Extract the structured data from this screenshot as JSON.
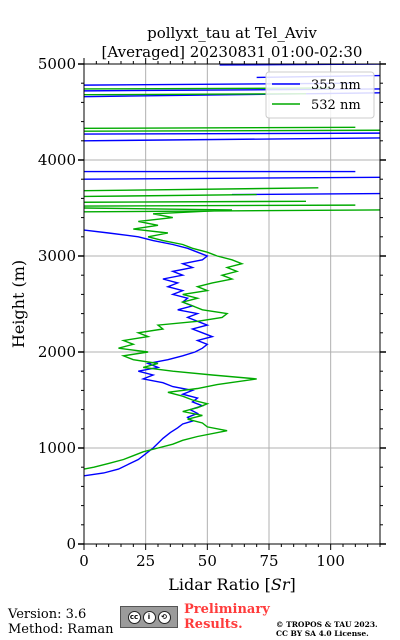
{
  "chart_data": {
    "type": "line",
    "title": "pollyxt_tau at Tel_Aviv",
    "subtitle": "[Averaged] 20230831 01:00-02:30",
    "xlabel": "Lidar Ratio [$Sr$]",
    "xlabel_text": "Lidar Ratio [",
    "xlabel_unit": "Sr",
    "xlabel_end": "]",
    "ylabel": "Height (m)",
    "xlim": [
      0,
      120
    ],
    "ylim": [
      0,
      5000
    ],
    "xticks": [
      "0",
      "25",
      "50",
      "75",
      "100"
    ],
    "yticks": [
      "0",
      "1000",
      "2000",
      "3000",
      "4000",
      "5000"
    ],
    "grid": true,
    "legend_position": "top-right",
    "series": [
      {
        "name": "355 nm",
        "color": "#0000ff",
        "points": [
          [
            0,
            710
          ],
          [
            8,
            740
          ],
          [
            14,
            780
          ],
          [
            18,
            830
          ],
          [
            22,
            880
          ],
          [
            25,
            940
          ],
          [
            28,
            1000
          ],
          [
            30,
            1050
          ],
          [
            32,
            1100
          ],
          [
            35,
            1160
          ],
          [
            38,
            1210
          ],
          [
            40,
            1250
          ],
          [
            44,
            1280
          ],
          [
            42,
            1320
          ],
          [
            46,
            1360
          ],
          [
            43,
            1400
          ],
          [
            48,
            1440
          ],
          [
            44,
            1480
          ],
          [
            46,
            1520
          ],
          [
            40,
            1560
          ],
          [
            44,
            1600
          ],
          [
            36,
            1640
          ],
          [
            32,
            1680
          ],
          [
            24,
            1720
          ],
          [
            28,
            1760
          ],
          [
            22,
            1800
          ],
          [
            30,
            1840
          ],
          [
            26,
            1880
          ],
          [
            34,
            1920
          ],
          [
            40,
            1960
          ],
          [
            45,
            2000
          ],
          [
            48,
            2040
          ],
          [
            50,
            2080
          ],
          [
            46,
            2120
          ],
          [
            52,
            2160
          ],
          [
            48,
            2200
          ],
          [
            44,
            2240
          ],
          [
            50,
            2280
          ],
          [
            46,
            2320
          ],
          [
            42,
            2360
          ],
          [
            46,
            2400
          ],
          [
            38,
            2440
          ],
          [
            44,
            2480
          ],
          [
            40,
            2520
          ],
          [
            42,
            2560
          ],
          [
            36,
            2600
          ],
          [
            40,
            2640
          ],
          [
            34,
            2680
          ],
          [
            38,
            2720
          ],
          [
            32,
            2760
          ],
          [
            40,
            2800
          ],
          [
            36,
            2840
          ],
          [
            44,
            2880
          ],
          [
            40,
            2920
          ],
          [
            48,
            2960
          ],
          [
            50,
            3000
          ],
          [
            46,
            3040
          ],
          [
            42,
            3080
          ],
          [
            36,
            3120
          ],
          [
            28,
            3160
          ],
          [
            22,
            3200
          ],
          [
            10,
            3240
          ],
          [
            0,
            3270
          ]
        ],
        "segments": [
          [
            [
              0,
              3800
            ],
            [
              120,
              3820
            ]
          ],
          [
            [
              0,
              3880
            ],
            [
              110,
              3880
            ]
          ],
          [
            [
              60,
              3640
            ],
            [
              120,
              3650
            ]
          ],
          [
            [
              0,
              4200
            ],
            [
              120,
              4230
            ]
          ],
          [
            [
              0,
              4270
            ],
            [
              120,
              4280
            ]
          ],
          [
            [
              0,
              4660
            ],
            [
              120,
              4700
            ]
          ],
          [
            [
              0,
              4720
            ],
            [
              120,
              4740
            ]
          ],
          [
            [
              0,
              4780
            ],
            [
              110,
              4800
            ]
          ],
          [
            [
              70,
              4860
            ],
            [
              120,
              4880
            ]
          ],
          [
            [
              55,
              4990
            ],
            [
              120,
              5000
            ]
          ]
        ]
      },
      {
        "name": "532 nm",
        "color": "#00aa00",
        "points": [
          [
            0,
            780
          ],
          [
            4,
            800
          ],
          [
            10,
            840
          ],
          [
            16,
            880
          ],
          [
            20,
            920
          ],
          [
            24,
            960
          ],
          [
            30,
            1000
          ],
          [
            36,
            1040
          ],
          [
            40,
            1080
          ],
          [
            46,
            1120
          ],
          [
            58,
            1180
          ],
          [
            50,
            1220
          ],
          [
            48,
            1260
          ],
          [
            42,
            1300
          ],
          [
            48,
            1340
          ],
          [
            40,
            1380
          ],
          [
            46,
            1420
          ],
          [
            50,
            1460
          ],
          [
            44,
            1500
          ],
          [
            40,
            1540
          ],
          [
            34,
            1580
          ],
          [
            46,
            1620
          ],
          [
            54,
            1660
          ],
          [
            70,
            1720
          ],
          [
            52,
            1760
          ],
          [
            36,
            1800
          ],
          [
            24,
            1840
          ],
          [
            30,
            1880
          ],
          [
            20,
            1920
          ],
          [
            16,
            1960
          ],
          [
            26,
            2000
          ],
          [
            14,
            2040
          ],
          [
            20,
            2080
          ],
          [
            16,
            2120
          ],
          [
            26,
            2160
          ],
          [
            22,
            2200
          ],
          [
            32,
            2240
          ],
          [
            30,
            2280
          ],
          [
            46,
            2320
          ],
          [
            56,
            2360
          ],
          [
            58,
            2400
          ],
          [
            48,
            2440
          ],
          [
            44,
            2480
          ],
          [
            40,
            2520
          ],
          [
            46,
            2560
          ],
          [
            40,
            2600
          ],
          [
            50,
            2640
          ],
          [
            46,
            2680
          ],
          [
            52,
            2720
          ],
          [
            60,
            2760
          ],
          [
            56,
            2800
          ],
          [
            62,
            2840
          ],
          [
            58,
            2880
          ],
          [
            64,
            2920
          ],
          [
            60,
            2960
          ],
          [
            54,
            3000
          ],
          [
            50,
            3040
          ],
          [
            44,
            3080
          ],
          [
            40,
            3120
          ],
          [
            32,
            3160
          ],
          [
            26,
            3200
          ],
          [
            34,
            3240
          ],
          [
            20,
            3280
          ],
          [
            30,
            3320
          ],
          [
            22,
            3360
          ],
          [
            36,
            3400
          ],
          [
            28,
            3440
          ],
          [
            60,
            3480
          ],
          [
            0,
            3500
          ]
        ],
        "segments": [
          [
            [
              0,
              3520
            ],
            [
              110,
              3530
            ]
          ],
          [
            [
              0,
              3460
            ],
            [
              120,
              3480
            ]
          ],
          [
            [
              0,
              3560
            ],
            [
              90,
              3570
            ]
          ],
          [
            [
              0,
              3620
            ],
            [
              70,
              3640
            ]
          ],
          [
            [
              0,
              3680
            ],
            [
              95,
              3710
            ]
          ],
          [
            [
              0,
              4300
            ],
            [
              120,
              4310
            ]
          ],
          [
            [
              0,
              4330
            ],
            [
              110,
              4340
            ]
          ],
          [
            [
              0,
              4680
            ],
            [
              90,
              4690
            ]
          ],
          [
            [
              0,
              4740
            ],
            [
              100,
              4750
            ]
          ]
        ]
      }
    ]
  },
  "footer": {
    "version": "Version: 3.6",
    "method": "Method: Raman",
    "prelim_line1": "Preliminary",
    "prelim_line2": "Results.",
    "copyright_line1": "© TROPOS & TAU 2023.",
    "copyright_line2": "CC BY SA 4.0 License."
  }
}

━━━━

GIVEN INSTRUCTION | Look for lines containing the string "Lidar" and copy them all.

ANSWER |
    "xlabel": "Lidar Ratio [$Sr$]",
    "xlabel_text": "Lidar Ratio [",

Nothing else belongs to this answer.